# What you should do
Repeat the material exactly, every line of it.

(Structured figure records)
::::::::::

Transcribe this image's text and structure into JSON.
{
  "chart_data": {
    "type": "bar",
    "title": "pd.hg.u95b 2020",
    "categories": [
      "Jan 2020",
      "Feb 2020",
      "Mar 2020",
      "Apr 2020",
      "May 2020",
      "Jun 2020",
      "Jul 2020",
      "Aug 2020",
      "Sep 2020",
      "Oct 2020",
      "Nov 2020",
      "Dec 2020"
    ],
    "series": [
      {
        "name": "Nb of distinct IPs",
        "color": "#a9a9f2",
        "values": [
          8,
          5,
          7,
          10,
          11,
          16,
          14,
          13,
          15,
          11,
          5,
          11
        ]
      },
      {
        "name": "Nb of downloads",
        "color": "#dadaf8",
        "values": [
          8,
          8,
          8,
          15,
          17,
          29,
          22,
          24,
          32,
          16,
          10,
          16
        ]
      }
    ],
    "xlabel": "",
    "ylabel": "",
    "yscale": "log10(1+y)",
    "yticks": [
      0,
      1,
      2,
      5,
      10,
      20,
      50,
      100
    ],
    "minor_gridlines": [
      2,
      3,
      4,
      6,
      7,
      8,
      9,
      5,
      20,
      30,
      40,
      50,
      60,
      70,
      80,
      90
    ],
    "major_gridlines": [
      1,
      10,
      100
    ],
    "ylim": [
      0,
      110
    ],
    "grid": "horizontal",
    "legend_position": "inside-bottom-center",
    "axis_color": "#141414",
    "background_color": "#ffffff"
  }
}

::::::::::

# Solution to the problem
Transcribe this image's text and structure into JSON.
{
  "chart_data": {
    "type": "bar",
    "title": "pd.hg.u95b 2020",
    "categories": [
      "Jan 2020",
      "Feb 2020",
      "Mar 2020",
      "Apr 2020",
      "May 2020",
      "Jun 2020",
      "Jul 2020",
      "Aug 2020",
      "Sep 2020",
      "Oct 2020",
      "Nov 2020",
      "Dec 2020"
    ],
    "series": [
      {
        "name": "Nb of distinct IPs",
        "color": "#a9a9f2",
        "values": [
          8,
          5,
          7,
          10,
          11,
          16,
          14,
          13,
          15,
          11,
          5,
          11
        ]
      },
      {
        "name": "Nb of downloads",
        "color": "#dadaf8",
        "values": [
          8,
          8,
          8,
          15,
          17,
          29,
          22,
          24,
          32,
          16,
          10,
          16
        ]
      }
    ],
    "xlabel": "",
    "ylabel": "",
    "yscale": "log10(1+y)",
    "yticks": [
      0,
      1,
      2,
      5,
      10,
      20,
      50,
      100
    ],
    "minor_gridlines": [
      2,
      3,
      4,
      6,
      7,
      8,
      9,
      5,
      20,
      30,
      40,
      50,
      60,
      70,
      80,
      90
    ],
    "major_gridlines": [
      1,
      10,
      100
    ],
    "ylim": [
      0,
      110
    ],
    "grid": "horizontal",
    "legend_position": "inside-bottom-center",
    "axis_color": "#141414",
    "background_color": "#ffffff"
  }
}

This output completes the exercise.